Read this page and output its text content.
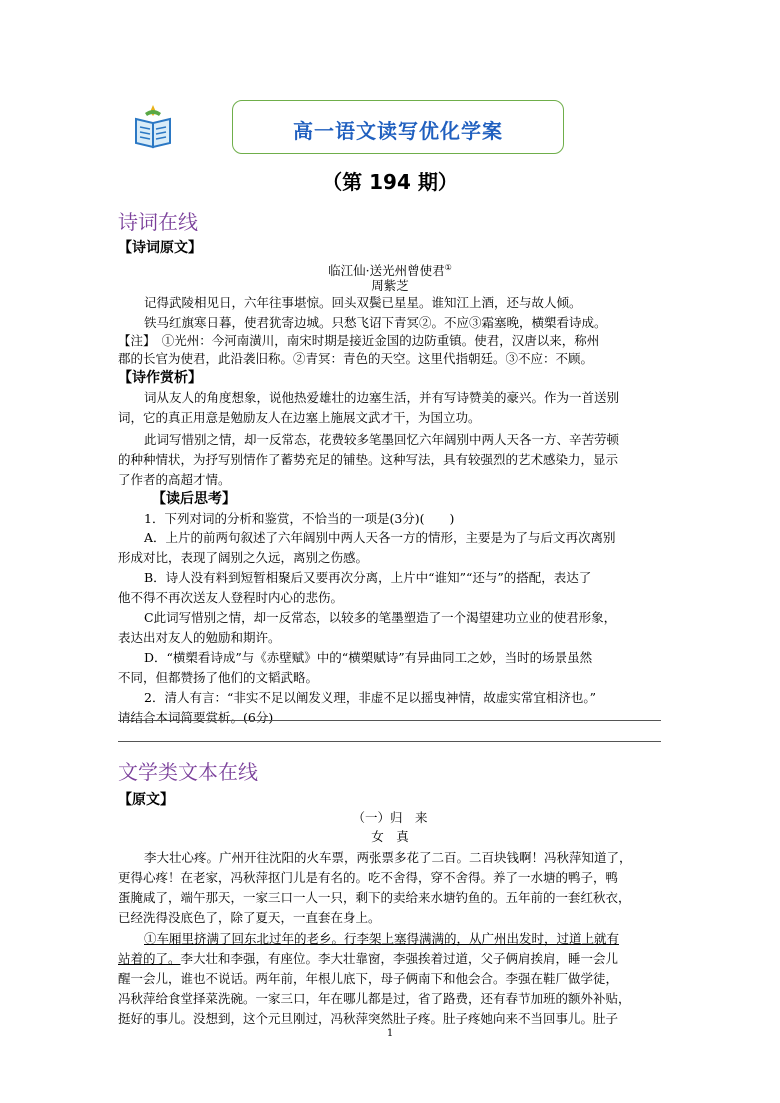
高一语文读写优化学案
（第 194 期）
诗词在线
【诗词原文】
临江仙·送光州曾使君①
周紫芝
记得武陵相见日，六年往事堪惊。回头双鬓已星星。谁知江上酒，还与故人倾。
铁马红旗寒日暮，使君犹寄边城。只愁飞诏下青冥②。不应③霜塞晚，横槊看诗成。
【注】　①光州：今河南潢川，南宋时期是接近金国的边防重镇。使君，汉唐以来，称州
郡的长官为使君，此沿袭旧称。②青冥：青色的天空。这里代指朝廷。③不应：不顾。
【诗作赏析】
词从友人的角度想象，说他热爱雄壮的边塞生活，并有写诗赞美的豪兴。作为一首送别
词，它的真正用意是勉励友人在边塞上施展文武才干，为国立功。
此词写惜别之情，却一反常态，花费较多笔墨回忆六年阔别中两人天各一方、辛苦劳顿
的种种情状，为抒写别情作了蓄势充足的铺垫。这种写法，具有较强烈的艺术感染力，显示
了作者的高超才情。
【读后思考】
1．下列对词的分析和鉴赏，不恰当的一项是(3分)(　　)
A．上片的前两句叙述了六年阔别中两人天各一方的情形，主要是为了与后文再次离别
形成对比，表现了阔别之久远，离别之伤感。
B．诗人没有料到短暂相聚后又要再次分离，上片中“谁知”“还与”的搭配，表达了
他不得不再次送友人登程时内心的悲伤。
C此词写惜别之情，却一反常态，以较多的笔墨塑造了一个渴望建功立业的使君形象，
表达出对友人的勉励和期许。
D．“横槊看诗成”与《赤壁赋》中的“横槊赋诗”有异曲同工之妙，当时的场景虽然
不同，但都赞扬了他们的文韬武略。
2．清人有言：“非实不足以阐发义理，非虚不足以摇曳神情，故虚实常宜相济也。”
请结合本词简要赏析。(6分)
文学类文本在线
【原文】
（一）归　来
女　真
李大壮心疼。广州开往沈阳的火车票，两张票多花了二百。二百块钱啊！冯秋萍知道了，
更得心疼！在老家，冯秋萍抠门儿是有名的。吃不舍得，穿不舍得。养了一水塘的鸭子，鸭
蛋腌咸了，端午那天，一家三口一人一只，剩下的卖给来水塘钓鱼的。五年前的一套红秋衣，
已经洗得没底色了，除了夏天，一直套在身上。
①车厢里挤满了回东北过年的老乡。行李架上塞得满满的，从广州出发时，过道上就有
站着的了。李大壮和李强，有座位。李大壮靠窗，李强挨着过道，父子俩肩挨肩，睡一会儿
醒一会儿，谁也不说话。两年前，年根儿底下，母子俩南下和他会合。李强在鞋厂做学徒，
冯秋萍给食堂择菜洗碗。一家三口，年在哪儿都是过，省了路费，还有春节加班的额外补贴，
挺好的事儿。没想到，这个元旦刚过，冯秋萍突然肚子疼。肚子疼她向来不当回事儿。肚子
1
════════
Do this:
Every record above should be transcribed exactly; the pictures stay out of the copy.

Completed exercise:
Read this page and output its text content.
高一语文读写优化学案
（第 194 期）
诗词在线
【诗词原文】
临江仙·送光州曾使君①
周紫芝
记得武陵相见日，六年往事堪惊。回头双鬓已星星。谁知江上酒，还与故人倾。
铁马红旗寒日暮，使君犹寄边城。只愁飞诏下青冥②。不应③霜塞晚，横槊看诗成。
【注】　①光州：今河南潢川，南宋时期是接近金国的边防重镇。使君，汉唐以来，称州
郡的长官为使君，此沿袭旧称。②青冥：青色的天空。这里代指朝廷。③不应：不顾。
【诗作赏析】
词从友人的角度想象，说他热爱雄壮的边塞生活，并有写诗赞美的豪兴。作为一首送别
词，它的真正用意是勉励友人在边塞上施展文武才干，为国立功。
此词写惜别之情，却一反常态，花费较多笔墨回忆六年阔别中两人天各一方、辛苦劳顿
的种种情状，为抒写别情作了蓄势充足的铺垫。这种写法，具有较强烈的艺术感染力，显示
了作者的高超才情。
【读后思考】
1．下列对词的分析和鉴赏，不恰当的一项是(3分)(　　)
A．上片的前两句叙述了六年阔别中两人天各一方的情形，主要是为了与后文再次离别
形成对比，表现了阔别之久远，离别之伤感。
B．诗人没有料到短暂相聚后又要再次分离，上片中“谁知”“还与”的搭配，表达了
他不得不再次送友人登程时内心的悲伤。
C此词写惜别之情，却一反常态，以较多的笔墨塑造了一个渴望建功立业的使君形象，
表达出对友人的勉励和期许。
D．“横槊看诗成”与《赤壁赋》中的“横槊赋诗”有异曲同工之妙，当时的场景虽然
不同，但都赞扬了他们的文韬武略。
2．清人有言：“非实不足以阐发义理，非虚不足以摇曳神情，故虚实常宜相济也。”
请结合本词简要赏析。(6分)
文学类文本在线
【原文】
（一）归　来
女　真
李大壮心疼。广州开往沈阳的火车票，两张票多花了二百。二百块钱啊！冯秋萍知道了，
更得心疼！在老家，冯秋萍抠门儿是有名的。吃不舍得，穿不舍得。养了一水塘的鸭子，鸭
蛋腌咸了，端午那天，一家三口一人一只，剩下的卖给来水塘钓鱼的。五年前的一套红秋衣，
已经洗得没底色了，除了夏天，一直套在身上。
①车厢里挤满了回东北过年的老乡。行李架上塞得满满的，从广州出发时，过道上就有
站着的了。李大壮和李强，有座位。李大壮靠窗，李强挨着过道，父子俩肩挨肩，睡一会儿
醒一会儿，谁也不说话。两年前，年根儿底下，母子俩南下和他会合。李强在鞋厂做学徒，
冯秋萍给食堂择菜洗碗。一家三口，年在哪儿都是过，省了路费，还有春节加班的额外补贴，
挺好的事儿。没想到，这个元旦刚过，冯秋萍突然肚子疼。肚子疼她向来不当回事儿。肚子
1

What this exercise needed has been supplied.